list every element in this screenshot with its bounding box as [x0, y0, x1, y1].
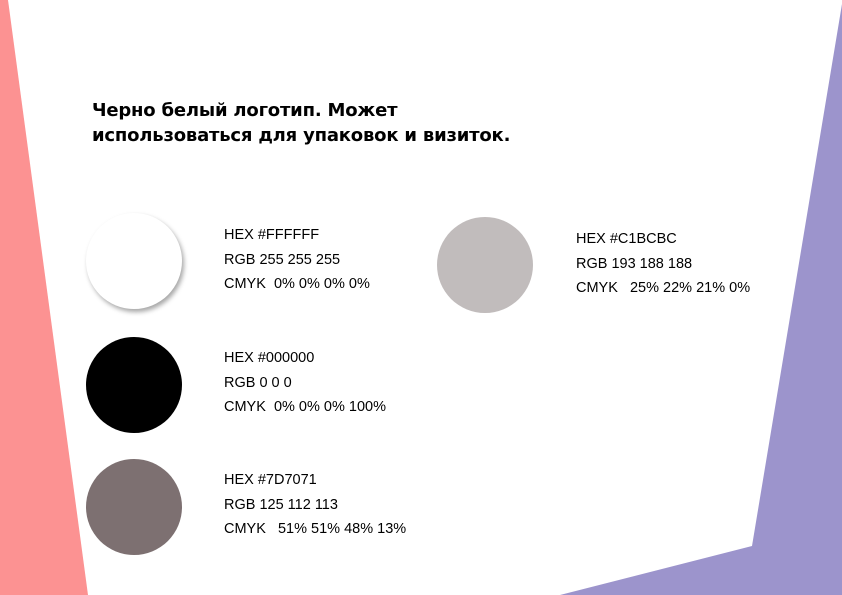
cmyk-value: CMYK 0% 0% 0% 0% — [224, 276, 370, 292]
hex-value: HEX #C1BCBC — [576, 231, 677, 247]
right-purple-shape — [560, 4, 842, 595]
left-pink-shape — [0, 0, 88, 595]
swatch-white — [86, 213, 182, 309]
hex-value: HEX #FFFFFF — [224, 227, 320, 243]
cmyk-value: CMYK 25% 22% 21% 0% — [576, 280, 751, 296]
title-line-1: Черно белый логотип. Может — [92, 100, 398, 121]
color-info-white: HEX #FFFFFF RGB 255 255 255 CMYK 0% 0% 0… — [224, 223, 370, 297]
page-title: Черно белый логотип. Может использоватьс… — [92, 98, 510, 148]
rgb-value: RGB 193 188 188 — [576, 255, 693, 272]
swatch-taupe — [86, 459, 182, 555]
swatch-light-gray — [437, 217, 533, 313]
color-info-taupe: HEX #7D7071 RGB 125 112 113 CMYK 51% 51%… — [224, 468, 406, 542]
hex-value: HEX #7D7071 — [224, 472, 317, 488]
title-line-2: использоваться для упаковок и визиток. — [92, 125, 511, 146]
hex-value: HEX #000000 — [224, 350, 315, 366]
rgb-value: RGB 255 255 255 — [224, 251, 341, 268]
rgb-value: RGB 0 0 0 — [224, 374, 292, 391]
cmyk-value: CMYK 51% 51% 48% 13% — [224, 521, 407, 537]
rgb-value: RGB 125 112 113 — [224, 496, 338, 513]
color-info-light-gray: HEX #C1BCBC RGB 193 188 188 CMYK 25% 22%… — [576, 227, 750, 301]
swatch-black — [86, 337, 182, 433]
color-info-black: HEX #000000 RGB 0 0 0 CMYK 0% 0% 0% 100% — [224, 346, 386, 420]
cmyk-value: CMYK 0% 0% 0% 100% — [224, 399, 386, 415]
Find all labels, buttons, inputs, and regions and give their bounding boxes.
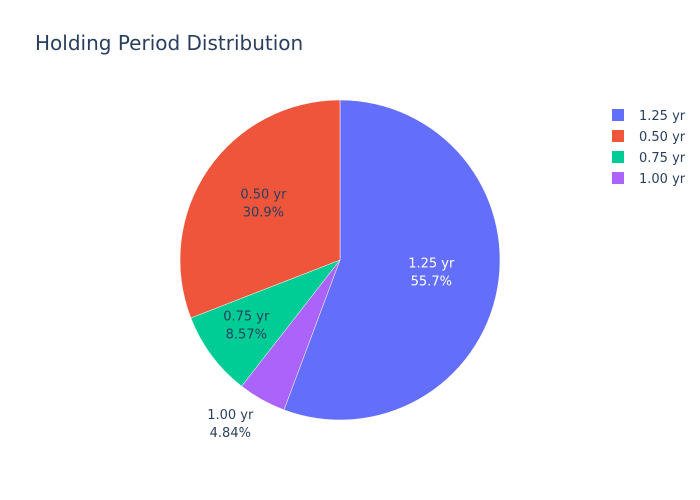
legend-item-0-50-yr[interactable]: 0.50 yr: [612, 130, 686, 145]
slice-percent-0-50-yr: 30.9%: [243, 206, 284, 221]
legend-item-1-00-yr[interactable]: 1.00 yr: [612, 172, 686, 187]
pie-slice-0-75-yr: [190, 259, 341, 387]
pie-slice-1-25-yr: [283, 99, 501, 421]
pie-slices: [179, 99, 501, 421]
legend: 1.25 yr 0.50 yr 0.75 yr 1.00 yr: [612, 109, 686, 187]
legend-label: 1.25 yr: [639, 109, 686, 124]
legend-swatch: [612, 109, 624, 121]
chart-title: Holding Period Distribution: [35, 31, 303, 55]
slice-label-0-75-yr: 0.75 yr: [223, 310, 270, 325]
pie-slice-0-50-yr: [179, 99, 341, 319]
slice-label-1-25-yr: 1.25 yr: [408, 257, 455, 272]
legend-swatch: [612, 172, 624, 184]
legend-item-0-75-yr[interactable]: 0.75 yr: [612, 151, 686, 166]
legend-label: 0.75 yr: [639, 151, 686, 166]
slice-percent-1-25-yr: 55.7%: [411, 275, 452, 290]
legend-item-1-25-yr[interactable]: 1.25 yr: [612, 109, 686, 124]
slice-percent-0-75-yr: 8.57%: [226, 328, 267, 343]
legend-label: 0.50 yr: [639, 130, 686, 145]
slice-percent-1-00-yr: 4.84%: [210, 426, 251, 441]
slice-label-1-00-yr: 1.00 yr: [207, 408, 254, 423]
legend-swatch: [612, 151, 624, 163]
legend-swatch: [612, 130, 624, 142]
legend-label: 1.00 yr: [639, 172, 686, 187]
slice-labels: 1.25 yr 55.7% 1.00 yr 4.84% 0.75 yr 8.57% 0.50…: [207, 188, 455, 442]
slice-label-0-50-yr: 0.50 yr: [240, 188, 287, 203]
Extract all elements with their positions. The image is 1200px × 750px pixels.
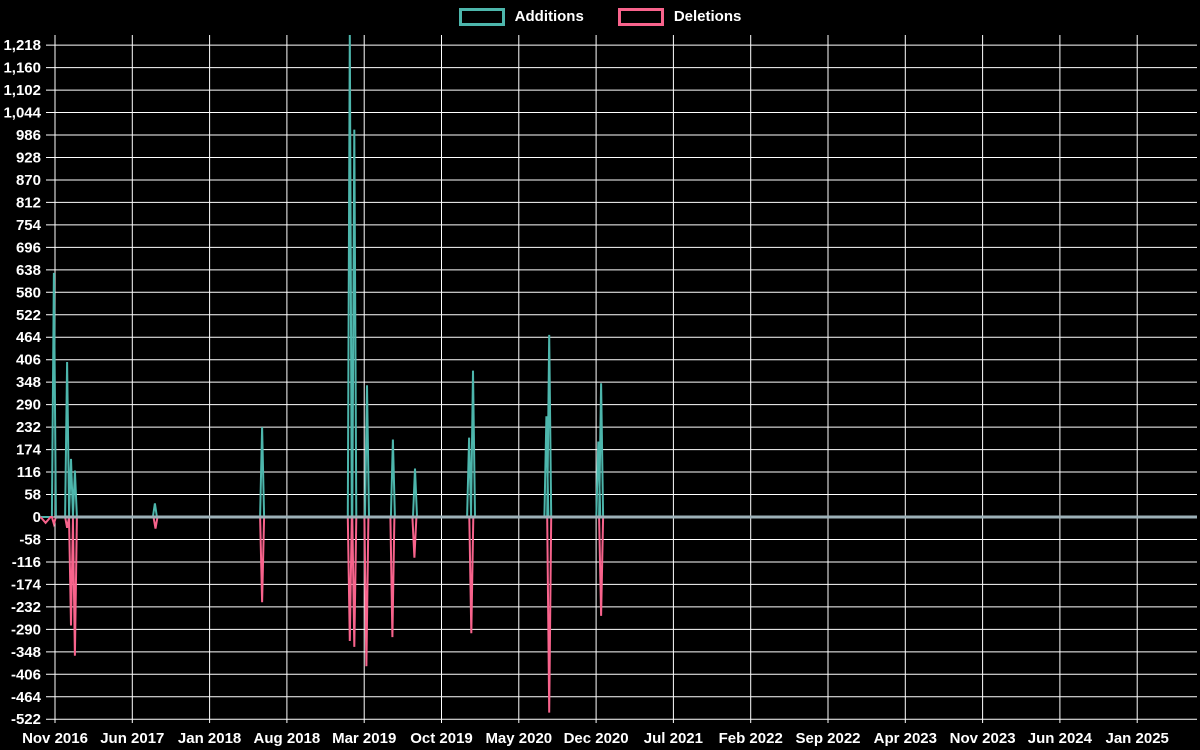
_ _ _
=== Task brief ===
Rewrite all the items above, replacing "legend-swatch" with "legend-key" wherever it occurs and keeping everything else the same. Omit the pictures from your answer.

=== Complete response ===
list every element in this screenshot with its bounding box as [x0, y0, x1, y1].
cmyk-value: CMYK 0% 0% 0% 0% — [224, 276, 370, 292]
hex-value: HEX #C1BCBC — [576, 231, 677, 247]
right-purple-shape — [560, 4, 842, 595]
left-pink-shape — [0, 0, 88, 595]
swatch-white — [86, 213, 182, 309]
hex-value: HEX #FFFFFF — [224, 227, 320, 243]
cmyk-value: CMYK 25% 22% 21% 0% — [576, 280, 751, 296]
title-line-1: Черно белый логотип. Может — [92, 100, 398, 121]
color-info-white: HEX #FFFFFF RGB 255 255 255 CMYK 0% 0% 0… — [224, 223, 370, 297]
page-title: Черно белый логотип. Может использоватьс… — [92, 98, 510, 148]
rgb-value: RGB 193 188 188 — [576, 255, 693, 272]
swatch-taupe — [86, 459, 182, 555]
swatch-light-gray — [437, 217, 533, 313]
color-info-taupe: HEX #7D7071 RGB 125 112 113 CMYK 51% 51%… — [224, 468, 406, 542]
hex-value: HEX #7D7071 — [224, 472, 317, 488]
title-line-2: использоваться для упаковок и визиток. — [92, 125, 511, 146]
hex-value: HEX #000000 — [224, 350, 315, 366]
rgb-value: RGB 255 255 255 — [224, 251, 341, 268]
rgb-value: RGB 0 0 0 — [224, 374, 292, 391]
cmyk-value: CMYK 51% 51% 48% 13% — [224, 521, 407, 537]
rgb-value: RGB 125 112 113 — [224, 496, 338, 513]
color-info-light-gray: HEX #C1BCBC RGB 193 188 188 CMYK 25% 22%… — [576, 227, 750, 301]
swatch-black — [86, 337, 182, 433]
color-info-black: HEX #000000 RGB 0 0 0 CMYK 0% 0% 0% 100% — [224, 346, 386, 420]
cmyk-value: CMYK 0% 0% 0% 100% — [224, 399, 386, 415]
Find all labels, buttons, inputs, and regions and give their bounding boxes.
legend-item-0-50-yr[interactable]: 0.50 yr: [612, 130, 686, 145]
slice-percent-0-50-yr: 30.9%: [243, 206, 284, 221]
legend-item-1-00-yr[interactable]: 1.00 yr: [612, 172, 686, 187]
pie-slice-0-75-yr: [190, 259, 341, 387]
pie-slice-1-25-yr: [283, 99, 501, 421]
pie-slices: [179, 99, 501, 421]
legend: 1.25 yr 0.50 yr 0.75 yr 1.00 yr: [612, 109, 686, 187]
legend-label: 1.25 yr: [639, 109, 686, 124]
legend-key: [612, 109, 624, 121]
chart-title: Holding Period Distribution: [35, 31, 303, 55]
slice-label-0-75-yr: 0.75 yr: [223, 310, 270, 325]
pie-slice-0-50-yr: [179, 99, 341, 319]
slice-label-1-25-yr: 1.25 yr: [408, 257, 455, 272]
legend-key: [612, 172, 624, 184]
legend-item-0-75-yr[interactable]: 0.75 yr: [612, 151, 686, 166]
legend-label: 0.75 yr: [639, 151, 686, 166]
slice-percent-1-25-yr: 55.7%: [411, 275, 452, 290]
legend-item-1-25-yr[interactable]: 1.25 yr: [612, 109, 686, 124]
slice-percent-0-75-yr: 8.57%: [226, 328, 267, 343]
legend-label: 0.50 yr: [639, 130, 686, 145]
slice-percent-1-00-yr: 4.84%: [210, 426, 251, 441]
slice-label-1-00-yr: 1.00 yr: [207, 408, 254, 423]
legend-key: [612, 151, 624, 163]
legend-key: [612, 130, 624, 142]
legend-label: 1.00 yr: [639, 172, 686, 187]
slice-labels: 1.25 yr 55.7% 1.00 yr 4.84% 0.75 yr 8.57% 0.50…: [207, 188, 455, 442]
slice-label-0-50-yr: 0.50 yr: [240, 188, 287, 203]
Extract all elements with their positions. The image is 1200px × 750px pixels.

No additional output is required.